Stored data

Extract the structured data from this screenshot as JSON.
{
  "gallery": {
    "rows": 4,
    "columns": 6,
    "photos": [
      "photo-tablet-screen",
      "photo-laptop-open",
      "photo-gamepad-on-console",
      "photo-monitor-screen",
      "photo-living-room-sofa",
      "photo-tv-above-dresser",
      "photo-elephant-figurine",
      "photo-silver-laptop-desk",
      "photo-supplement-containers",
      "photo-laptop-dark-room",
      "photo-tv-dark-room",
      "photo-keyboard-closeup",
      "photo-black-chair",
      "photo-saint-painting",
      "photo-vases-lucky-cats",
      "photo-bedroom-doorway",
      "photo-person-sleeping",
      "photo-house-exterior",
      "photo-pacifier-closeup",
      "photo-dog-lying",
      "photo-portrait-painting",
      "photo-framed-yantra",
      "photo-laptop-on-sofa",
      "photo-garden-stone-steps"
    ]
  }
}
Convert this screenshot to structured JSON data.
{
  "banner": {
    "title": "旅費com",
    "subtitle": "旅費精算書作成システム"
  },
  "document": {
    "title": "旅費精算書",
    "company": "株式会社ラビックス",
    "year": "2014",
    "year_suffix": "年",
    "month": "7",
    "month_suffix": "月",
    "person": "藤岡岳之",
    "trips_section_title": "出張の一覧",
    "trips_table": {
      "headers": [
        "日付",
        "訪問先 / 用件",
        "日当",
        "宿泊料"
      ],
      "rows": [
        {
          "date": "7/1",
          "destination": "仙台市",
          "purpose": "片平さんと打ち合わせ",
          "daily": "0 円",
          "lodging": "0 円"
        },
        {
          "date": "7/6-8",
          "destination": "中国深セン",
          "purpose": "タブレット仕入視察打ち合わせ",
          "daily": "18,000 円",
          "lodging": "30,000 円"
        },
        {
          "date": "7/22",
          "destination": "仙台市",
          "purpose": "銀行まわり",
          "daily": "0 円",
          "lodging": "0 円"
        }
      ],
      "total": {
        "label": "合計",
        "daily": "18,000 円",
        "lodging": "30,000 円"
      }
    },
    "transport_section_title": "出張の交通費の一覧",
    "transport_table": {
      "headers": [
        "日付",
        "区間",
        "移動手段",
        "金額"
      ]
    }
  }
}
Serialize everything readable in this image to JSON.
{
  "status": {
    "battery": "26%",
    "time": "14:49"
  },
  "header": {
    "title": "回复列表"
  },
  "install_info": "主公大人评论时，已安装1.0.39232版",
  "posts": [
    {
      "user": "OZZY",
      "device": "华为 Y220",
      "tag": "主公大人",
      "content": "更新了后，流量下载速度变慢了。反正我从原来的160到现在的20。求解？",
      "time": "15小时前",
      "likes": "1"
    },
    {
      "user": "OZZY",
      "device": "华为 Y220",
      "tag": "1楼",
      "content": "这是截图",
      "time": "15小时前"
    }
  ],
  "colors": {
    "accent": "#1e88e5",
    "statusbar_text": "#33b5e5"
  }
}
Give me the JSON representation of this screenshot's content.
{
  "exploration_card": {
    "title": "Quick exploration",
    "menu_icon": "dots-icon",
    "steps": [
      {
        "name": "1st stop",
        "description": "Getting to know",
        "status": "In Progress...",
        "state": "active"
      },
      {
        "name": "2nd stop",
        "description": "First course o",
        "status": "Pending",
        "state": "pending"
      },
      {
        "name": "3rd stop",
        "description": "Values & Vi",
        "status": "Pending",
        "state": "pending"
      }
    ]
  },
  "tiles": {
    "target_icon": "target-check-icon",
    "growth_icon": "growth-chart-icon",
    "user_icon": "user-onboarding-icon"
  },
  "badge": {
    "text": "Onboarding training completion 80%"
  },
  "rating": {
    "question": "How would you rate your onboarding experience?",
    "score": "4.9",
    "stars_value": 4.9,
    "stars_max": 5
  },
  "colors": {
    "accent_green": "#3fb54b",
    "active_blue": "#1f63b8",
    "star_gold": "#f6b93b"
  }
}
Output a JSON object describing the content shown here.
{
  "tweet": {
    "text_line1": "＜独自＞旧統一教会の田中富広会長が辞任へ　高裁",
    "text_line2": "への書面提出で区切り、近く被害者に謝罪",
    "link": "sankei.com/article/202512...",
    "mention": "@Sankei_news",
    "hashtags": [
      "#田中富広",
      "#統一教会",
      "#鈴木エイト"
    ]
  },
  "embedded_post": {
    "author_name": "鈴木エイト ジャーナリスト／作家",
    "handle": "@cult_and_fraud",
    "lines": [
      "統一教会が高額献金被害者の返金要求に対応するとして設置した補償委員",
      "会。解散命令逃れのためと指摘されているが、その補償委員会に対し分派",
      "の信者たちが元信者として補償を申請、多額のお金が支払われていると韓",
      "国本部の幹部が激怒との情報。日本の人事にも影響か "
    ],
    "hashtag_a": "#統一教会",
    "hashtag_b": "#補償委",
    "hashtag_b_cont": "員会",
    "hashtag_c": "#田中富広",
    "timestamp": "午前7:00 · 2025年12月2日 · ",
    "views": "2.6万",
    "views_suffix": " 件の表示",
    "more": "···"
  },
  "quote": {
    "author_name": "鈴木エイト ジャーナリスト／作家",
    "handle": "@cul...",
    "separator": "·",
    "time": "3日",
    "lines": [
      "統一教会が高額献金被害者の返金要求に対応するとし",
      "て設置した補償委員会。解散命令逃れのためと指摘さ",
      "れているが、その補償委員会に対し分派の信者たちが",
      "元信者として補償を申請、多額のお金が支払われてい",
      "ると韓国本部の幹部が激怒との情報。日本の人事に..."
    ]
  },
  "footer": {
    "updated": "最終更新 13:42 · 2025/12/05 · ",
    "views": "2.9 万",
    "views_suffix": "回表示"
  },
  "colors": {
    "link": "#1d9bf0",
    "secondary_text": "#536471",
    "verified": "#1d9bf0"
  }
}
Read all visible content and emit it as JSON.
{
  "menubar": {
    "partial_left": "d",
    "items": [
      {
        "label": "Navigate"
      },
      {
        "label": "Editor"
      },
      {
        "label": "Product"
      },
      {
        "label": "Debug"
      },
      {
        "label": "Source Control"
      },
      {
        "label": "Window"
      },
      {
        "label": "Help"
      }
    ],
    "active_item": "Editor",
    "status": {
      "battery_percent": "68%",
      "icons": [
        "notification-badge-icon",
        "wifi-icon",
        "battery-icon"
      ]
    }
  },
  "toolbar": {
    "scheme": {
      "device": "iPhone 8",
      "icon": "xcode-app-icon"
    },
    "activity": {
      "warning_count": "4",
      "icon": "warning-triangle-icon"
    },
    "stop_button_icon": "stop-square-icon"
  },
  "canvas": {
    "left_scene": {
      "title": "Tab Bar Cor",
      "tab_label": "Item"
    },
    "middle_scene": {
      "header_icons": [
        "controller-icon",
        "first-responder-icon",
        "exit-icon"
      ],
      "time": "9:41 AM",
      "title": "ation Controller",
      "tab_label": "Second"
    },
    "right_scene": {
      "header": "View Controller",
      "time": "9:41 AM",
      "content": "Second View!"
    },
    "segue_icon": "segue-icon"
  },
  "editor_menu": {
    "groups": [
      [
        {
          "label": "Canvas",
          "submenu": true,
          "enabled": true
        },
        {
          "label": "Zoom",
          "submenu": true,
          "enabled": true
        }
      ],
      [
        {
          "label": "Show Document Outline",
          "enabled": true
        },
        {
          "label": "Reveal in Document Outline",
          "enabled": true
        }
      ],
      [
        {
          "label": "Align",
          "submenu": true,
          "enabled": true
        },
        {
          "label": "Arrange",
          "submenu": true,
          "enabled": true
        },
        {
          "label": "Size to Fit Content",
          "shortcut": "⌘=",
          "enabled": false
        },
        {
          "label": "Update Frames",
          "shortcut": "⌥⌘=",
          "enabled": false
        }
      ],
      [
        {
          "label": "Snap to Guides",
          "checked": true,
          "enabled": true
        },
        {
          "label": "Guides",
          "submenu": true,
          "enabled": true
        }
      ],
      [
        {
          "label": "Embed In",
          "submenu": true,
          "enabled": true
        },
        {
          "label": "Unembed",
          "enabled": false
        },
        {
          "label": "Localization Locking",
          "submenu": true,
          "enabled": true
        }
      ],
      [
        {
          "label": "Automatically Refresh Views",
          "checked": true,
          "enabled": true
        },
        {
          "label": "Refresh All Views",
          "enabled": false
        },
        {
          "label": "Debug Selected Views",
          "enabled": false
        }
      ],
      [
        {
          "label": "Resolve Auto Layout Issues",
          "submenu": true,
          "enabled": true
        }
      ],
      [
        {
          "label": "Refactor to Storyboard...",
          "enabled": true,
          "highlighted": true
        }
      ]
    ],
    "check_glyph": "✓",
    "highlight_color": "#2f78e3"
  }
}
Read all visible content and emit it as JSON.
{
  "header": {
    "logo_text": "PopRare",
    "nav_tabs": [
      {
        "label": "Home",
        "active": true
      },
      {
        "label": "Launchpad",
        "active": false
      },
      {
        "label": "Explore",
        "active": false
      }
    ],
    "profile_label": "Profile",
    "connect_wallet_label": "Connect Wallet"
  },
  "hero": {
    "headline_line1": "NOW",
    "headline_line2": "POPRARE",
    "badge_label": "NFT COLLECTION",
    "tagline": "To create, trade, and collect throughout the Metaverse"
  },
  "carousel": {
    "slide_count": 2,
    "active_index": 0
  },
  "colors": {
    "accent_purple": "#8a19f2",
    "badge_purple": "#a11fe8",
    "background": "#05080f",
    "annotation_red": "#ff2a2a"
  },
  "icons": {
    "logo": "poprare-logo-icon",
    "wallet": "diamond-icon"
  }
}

● **PROMPT**
Report each line of the material above where the word "lodging" appears.

● **EXERCISE RESULT**
          "lodging": "0 円"
          "lodging": "30,000 円"
          "lodging": "0 円"
        "lodging": "30,000 円"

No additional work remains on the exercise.